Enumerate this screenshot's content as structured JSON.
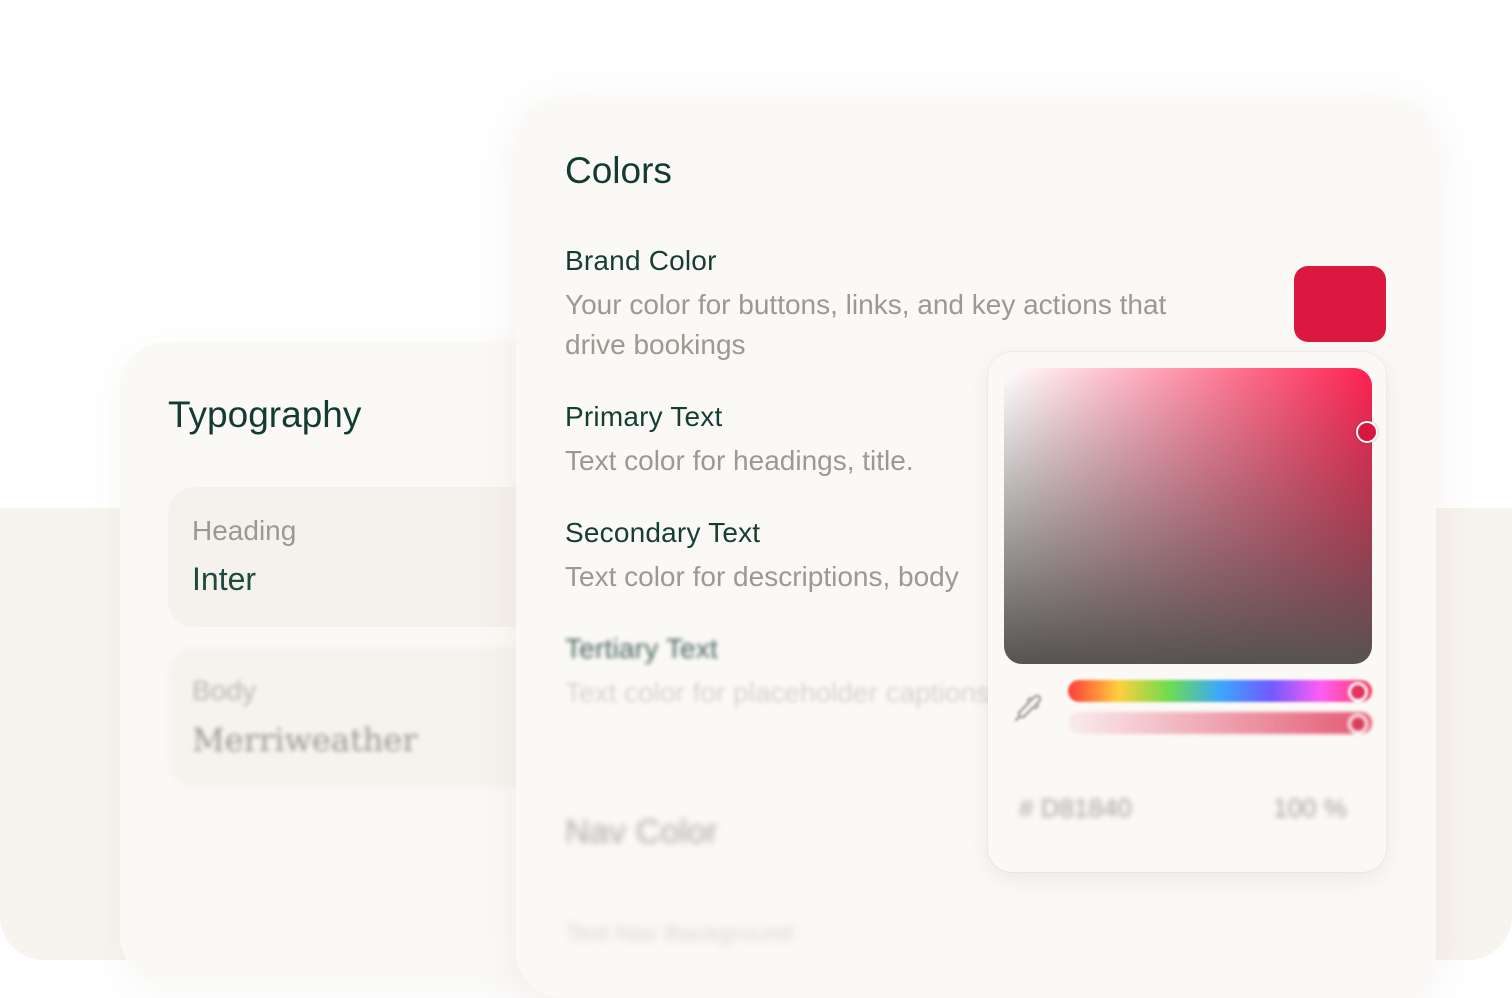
{
  "typography": {
    "title": "Typography",
    "fonts": [
      {
        "label": "Heading",
        "value": "Inter"
      },
      {
        "label": "Body",
        "value": "Merriweather"
      }
    ]
  },
  "colors": {
    "title": "Colors",
    "items": [
      {
        "title": "Brand Color",
        "description": "Your color for buttons, links, and key actions that drive bookings"
      },
      {
        "title": "Primary Text",
        "description": "Text color for headings, title."
      },
      {
        "title": "Secondary Text",
        "description": "Text color for descriptions, body"
      },
      {
        "title": "Tertiary Text",
        "description": "Text color for placeholder captions"
      },
      {
        "title": "Nav Color",
        "description": ""
      },
      {
        "title": "",
        "description": "Text Nav Background"
      }
    ],
    "brand_swatch": "#DA1840"
  },
  "picker": {
    "hex_value": "# D81840",
    "alpha_value": "100 %",
    "hue_color": "#FF1F4F",
    "eyedropper_icon": "eyedropper-icon"
  }
}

================

List every line from the entries above in which "Text" appears.

        "title": "Primary Text",
        "description": "Text color for headings, title."
        "title": "Secondary Text",
        "description": "Text color for descriptions, body"
        "title": "Tertiary Text",
        "description": "Text color for placeholder captions"
        "description": "Text Nav Background"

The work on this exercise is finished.